◆ Given instruction
Each entry that follows is to be retyped exactly. Pictures do not belong in the copy.

◆ Items from a figure collection
= = = = =
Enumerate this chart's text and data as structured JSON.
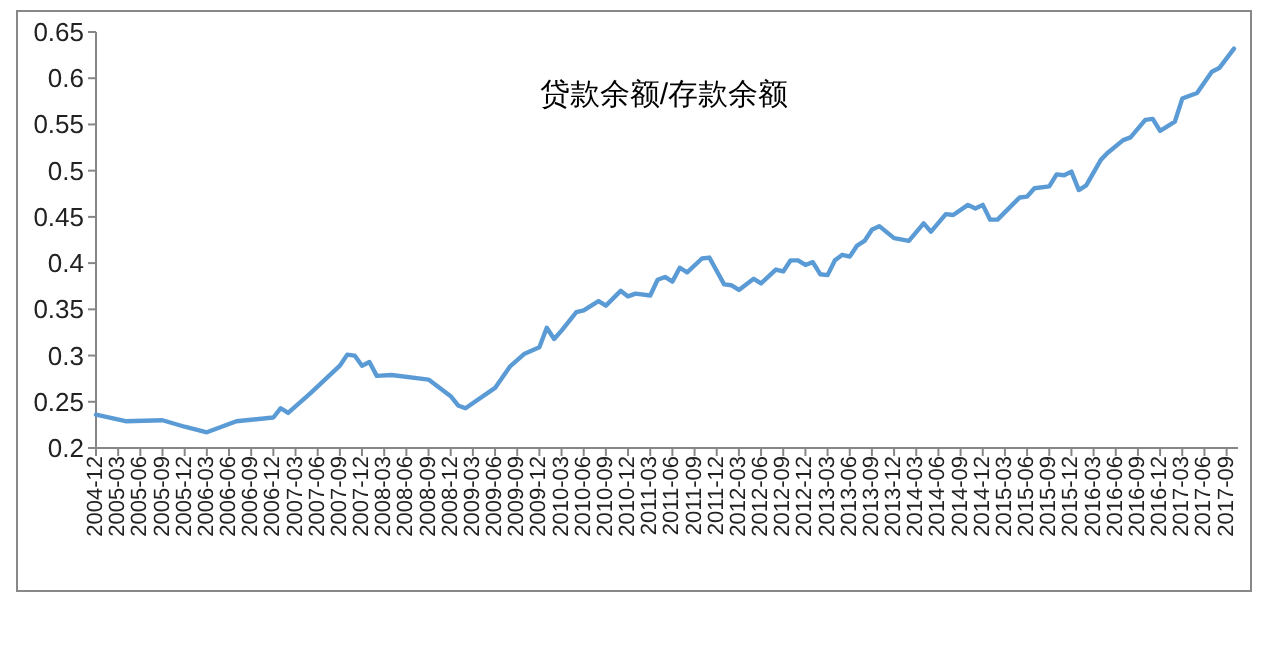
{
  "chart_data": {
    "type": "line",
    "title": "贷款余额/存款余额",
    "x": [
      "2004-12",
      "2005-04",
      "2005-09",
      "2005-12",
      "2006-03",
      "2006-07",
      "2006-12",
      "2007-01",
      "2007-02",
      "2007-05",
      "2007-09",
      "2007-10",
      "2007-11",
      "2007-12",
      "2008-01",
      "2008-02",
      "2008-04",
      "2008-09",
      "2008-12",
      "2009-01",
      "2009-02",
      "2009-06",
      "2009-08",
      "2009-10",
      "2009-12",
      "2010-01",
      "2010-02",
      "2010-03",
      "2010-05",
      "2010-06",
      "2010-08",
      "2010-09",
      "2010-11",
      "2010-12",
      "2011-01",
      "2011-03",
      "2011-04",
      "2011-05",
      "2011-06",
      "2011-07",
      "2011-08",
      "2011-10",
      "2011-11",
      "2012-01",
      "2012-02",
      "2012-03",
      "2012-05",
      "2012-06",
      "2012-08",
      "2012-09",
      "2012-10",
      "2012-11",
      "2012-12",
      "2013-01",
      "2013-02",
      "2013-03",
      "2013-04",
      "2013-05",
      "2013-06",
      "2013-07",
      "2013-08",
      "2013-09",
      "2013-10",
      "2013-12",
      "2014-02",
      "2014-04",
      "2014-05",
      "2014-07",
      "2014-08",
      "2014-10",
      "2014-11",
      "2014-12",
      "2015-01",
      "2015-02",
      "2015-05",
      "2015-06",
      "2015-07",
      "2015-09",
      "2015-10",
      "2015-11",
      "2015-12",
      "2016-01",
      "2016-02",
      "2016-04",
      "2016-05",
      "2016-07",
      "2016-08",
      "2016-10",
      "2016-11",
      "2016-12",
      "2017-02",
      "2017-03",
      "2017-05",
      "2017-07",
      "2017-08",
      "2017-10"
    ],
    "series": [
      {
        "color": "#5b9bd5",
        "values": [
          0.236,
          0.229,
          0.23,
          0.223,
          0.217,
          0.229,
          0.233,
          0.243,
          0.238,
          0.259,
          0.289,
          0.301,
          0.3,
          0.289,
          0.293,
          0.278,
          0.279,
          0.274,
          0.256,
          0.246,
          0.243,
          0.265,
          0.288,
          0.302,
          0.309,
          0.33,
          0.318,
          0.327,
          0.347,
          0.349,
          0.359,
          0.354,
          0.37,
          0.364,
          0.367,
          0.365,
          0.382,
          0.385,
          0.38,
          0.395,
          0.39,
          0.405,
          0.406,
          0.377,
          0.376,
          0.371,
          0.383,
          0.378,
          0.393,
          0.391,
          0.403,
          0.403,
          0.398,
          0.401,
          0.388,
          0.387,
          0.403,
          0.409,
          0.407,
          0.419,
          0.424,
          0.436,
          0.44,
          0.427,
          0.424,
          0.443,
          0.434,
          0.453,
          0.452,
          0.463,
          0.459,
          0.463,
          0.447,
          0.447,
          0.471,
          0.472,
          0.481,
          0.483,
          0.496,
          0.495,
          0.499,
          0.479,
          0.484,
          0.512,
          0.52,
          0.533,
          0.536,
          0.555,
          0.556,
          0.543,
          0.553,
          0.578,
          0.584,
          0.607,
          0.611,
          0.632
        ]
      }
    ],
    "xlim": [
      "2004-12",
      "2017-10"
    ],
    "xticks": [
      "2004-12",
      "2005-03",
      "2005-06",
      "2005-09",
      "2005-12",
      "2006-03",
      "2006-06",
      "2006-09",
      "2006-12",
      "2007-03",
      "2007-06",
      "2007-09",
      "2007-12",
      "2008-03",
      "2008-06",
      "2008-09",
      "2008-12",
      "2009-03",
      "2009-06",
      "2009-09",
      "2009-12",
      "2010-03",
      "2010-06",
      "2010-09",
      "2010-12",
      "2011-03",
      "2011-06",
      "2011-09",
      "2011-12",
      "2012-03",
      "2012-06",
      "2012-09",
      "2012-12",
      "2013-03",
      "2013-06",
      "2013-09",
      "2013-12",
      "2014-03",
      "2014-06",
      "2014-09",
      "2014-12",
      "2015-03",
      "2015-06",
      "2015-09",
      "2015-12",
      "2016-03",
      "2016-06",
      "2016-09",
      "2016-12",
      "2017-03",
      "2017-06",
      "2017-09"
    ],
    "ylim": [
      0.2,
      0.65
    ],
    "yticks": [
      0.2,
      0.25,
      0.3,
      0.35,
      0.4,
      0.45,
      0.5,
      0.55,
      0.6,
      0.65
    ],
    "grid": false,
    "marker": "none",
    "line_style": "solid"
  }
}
= = = = =
◆ Complete response
Enumerate this chart's text and data as structured JSON.
{
  "chart_data": {
    "type": "line",
    "title": "贷款余额/存款余额",
    "x": [
      "2004-12",
      "2005-04",
      "2005-09",
      "2005-12",
      "2006-03",
      "2006-07",
      "2006-12",
      "2007-01",
      "2007-02",
      "2007-05",
      "2007-09",
      "2007-10",
      "2007-11",
      "2007-12",
      "2008-01",
      "2008-02",
      "2008-04",
      "2008-09",
      "2008-12",
      "2009-01",
      "2009-02",
      "2009-06",
      "2009-08",
      "2009-10",
      "2009-12",
      "2010-01",
      "2010-02",
      "2010-03",
      "2010-05",
      "2010-06",
      "2010-08",
      "2010-09",
      "2010-11",
      "2010-12",
      "2011-01",
      "2011-03",
      "2011-04",
      "2011-05",
      "2011-06",
      "2011-07",
      "2011-08",
      "2011-10",
      "2011-11",
      "2012-01",
      "2012-02",
      "2012-03",
      "2012-05",
      "2012-06",
      "2012-08",
      "2012-09",
      "2012-10",
      "2012-11",
      "2012-12",
      "2013-01",
      "2013-02",
      "2013-03",
      "2013-04",
      "2013-05",
      "2013-06",
      "2013-07",
      "2013-08",
      "2013-09",
      "2013-10",
      "2013-12",
      "2014-02",
      "2014-04",
      "2014-05",
      "2014-07",
      "2014-08",
      "2014-10",
      "2014-11",
      "2014-12",
      "2015-01",
      "2015-02",
      "2015-05",
      "2015-06",
      "2015-07",
      "2015-09",
      "2015-10",
      "2015-11",
      "2015-12",
      "2016-01",
      "2016-02",
      "2016-04",
      "2016-05",
      "2016-07",
      "2016-08",
      "2016-10",
      "2016-11",
      "2016-12",
      "2017-02",
      "2017-03",
      "2017-05",
      "2017-07",
      "2017-08",
      "2017-10"
    ],
    "series": [
      {
        "color": "#5b9bd5",
        "values": [
          0.236,
          0.229,
          0.23,
          0.223,
          0.217,
          0.229,
          0.233,
          0.243,
          0.238,
          0.259,
          0.289,
          0.301,
          0.3,
          0.289,
          0.293,
          0.278,
          0.279,
          0.274,
          0.256,
          0.246,
          0.243,
          0.265,
          0.288,
          0.302,
          0.309,
          0.33,
          0.318,
          0.327,
          0.347,
          0.349,
          0.359,
          0.354,
          0.37,
          0.364,
          0.367,
          0.365,
          0.382,
          0.385,
          0.38,
          0.395,
          0.39,
          0.405,
          0.406,
          0.377,
          0.376,
          0.371,
          0.383,
          0.378,
          0.393,
          0.391,
          0.403,
          0.403,
          0.398,
          0.401,
          0.388,
          0.387,
          0.403,
          0.409,
          0.407,
          0.419,
          0.424,
          0.436,
          0.44,
          0.427,
          0.424,
          0.443,
          0.434,
          0.453,
          0.452,
          0.463,
          0.459,
          0.463,
          0.447,
          0.447,
          0.471,
          0.472,
          0.481,
          0.483,
          0.496,
          0.495,
          0.499,
          0.479,
          0.484,
          0.512,
          0.52,
          0.533,
          0.536,
          0.555,
          0.556,
          0.543,
          0.553,
          0.578,
          0.584,
          0.607,
          0.611,
          0.632
        ]
      }
    ],
    "xlim": [
      "2004-12",
      "2017-10"
    ],
    "xticks": [
      "2004-12",
      "2005-03",
      "2005-06",
      "2005-09",
      "2005-12",
      "2006-03",
      "2006-06",
      "2006-09",
      "2006-12",
      "2007-03",
      "2007-06",
      "2007-09",
      "2007-12",
      "2008-03",
      "2008-06",
      "2008-09",
      "2008-12",
      "2009-03",
      "2009-06",
      "2009-09",
      "2009-12",
      "2010-03",
      "2010-06",
      "2010-09",
      "2010-12",
      "2011-03",
      "2011-06",
      "2011-09",
      "2011-12",
      "2012-03",
      "2012-06",
      "2012-09",
      "2012-12",
      "2013-03",
      "2013-06",
      "2013-09",
      "2013-12",
      "2014-03",
      "2014-06",
      "2014-09",
      "2014-12",
      "2015-03",
      "2015-06",
      "2015-09",
      "2015-12",
      "2016-03",
      "2016-06",
      "2016-09",
      "2016-12",
      "2017-03",
      "2017-06",
      "2017-09"
    ],
    "ylim": [
      0.2,
      0.65
    ],
    "yticks": [
      0.2,
      0.25,
      0.3,
      0.35,
      0.4,
      0.45,
      0.5,
      0.55,
      0.6,
      0.65
    ],
    "grid": false,
    "marker": "none",
    "line_style": "solid"
  }
}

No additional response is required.